* _Set exercise_: Output every line of the material exactly, omitting images.

* _Task inputs_:
....................
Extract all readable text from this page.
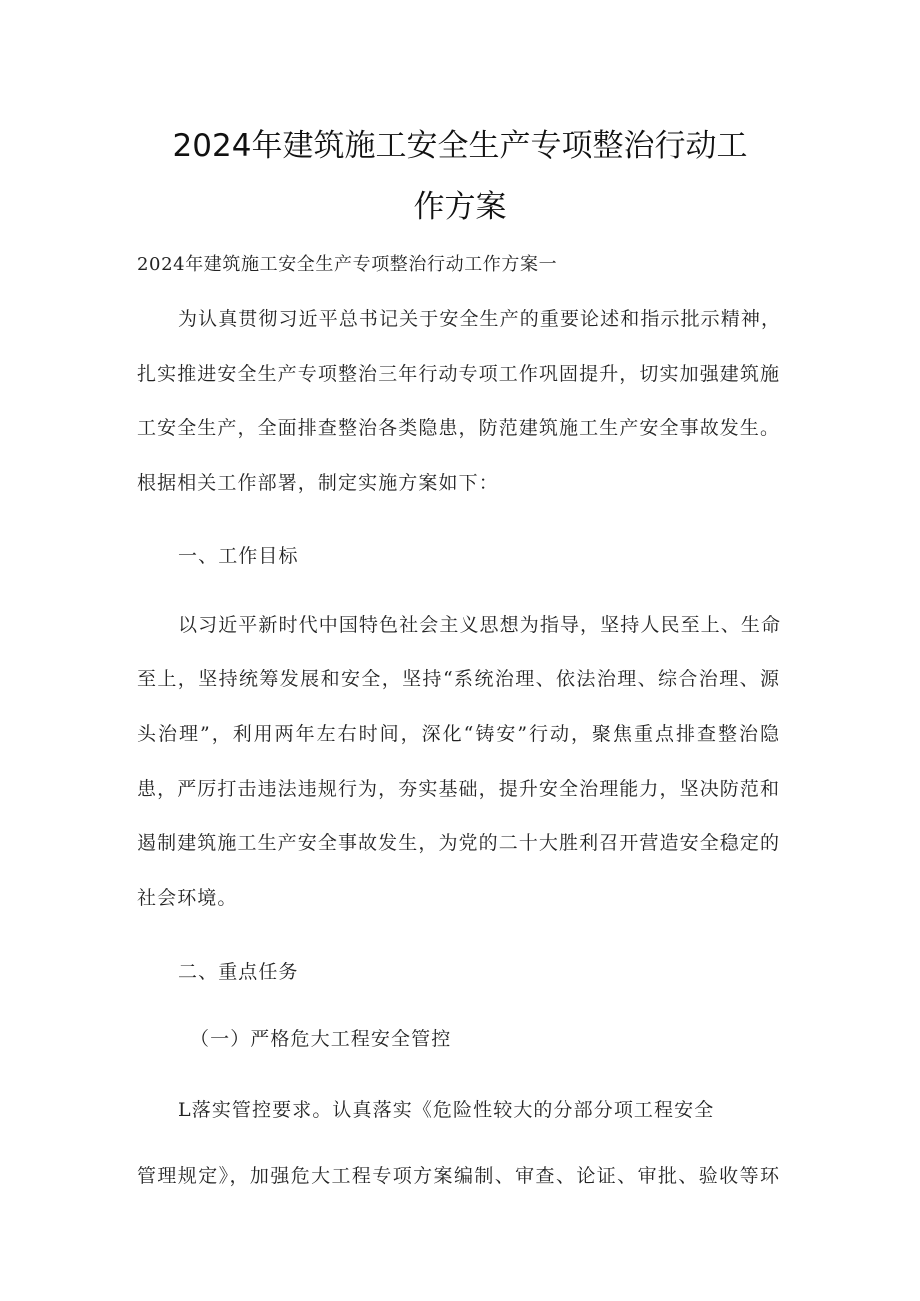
2024年建筑施工安全生产专项整治行动工
作方案

2024年建筑施工安全生产专项整治行动工作方案一

为认真贯彻习近平总书记关于安全生产的重要论述和指示批示精神，

扎实推进安全生产专项整治三年行动专项工作巩固提升，切实加强建筑施

工安全生产，全面排查整治各类隐患，防范建筑施工生产安全事故发生。

根据相关工作部署，制定实施方案如下：

一、工作目标

以习近平新时代中国特色社会主义思想为指导，坚持人民至上、生命

至上，坚持统筹发展和安全，坚持“系统治理、依法治理、综合治理、源

头治理”，利用两年左右时间，深化“铸安”行动，聚焦重点排查整治隐

患，严厉打击违法违规行为，夯实基础，提升安全治理能力，坚决防范和

遏制建筑施工生产安全事故发生，为党的二十大胜利召开营造安全稳定的

社会环境。

二、重点任务

（一）严格危大工程安全管控

L落实管控要求。认真落实《危险性较大的分部分项工程安全

管理规定》，加强危大工程专项方案编制、审查、论证、审批、验收等环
....................
* _Response_:
Extract all readable text from this page.
2024年建筑施工安全生产专项整治行动工
作方案

2024年建筑施工安全生产专项整治行动工作方案一

为认真贯彻习近平总书记关于安全生产的重要论述和指示批示精神，

扎实推进安全生产专项整治三年行动专项工作巩固提升，切实加强建筑施

工安全生产，全面排查整治各类隐患，防范建筑施工生产安全事故发生。

根据相关工作部署，制定实施方案如下：

一、工作目标

以习近平新时代中国特色社会主义思想为指导，坚持人民至上、生命

至上，坚持统筹发展和安全，坚持“系统治理、依法治理、综合治理、源

头治理”，利用两年左右时间，深化“铸安”行动，聚焦重点排查整治隐

患，严厉打击违法违规行为，夯实基础，提升安全治理能力，坚决防范和

遏制建筑施工生产安全事故发生，为党的二十大胜利召开营造安全稳定的

社会环境。

二、重点任务

（一）严格危大工程安全管控

L落实管控要求。认真落实《危险性较大的分部分项工程安全

管理规定》，加强危大工程专项方案编制、审查、论证、审批、验收等环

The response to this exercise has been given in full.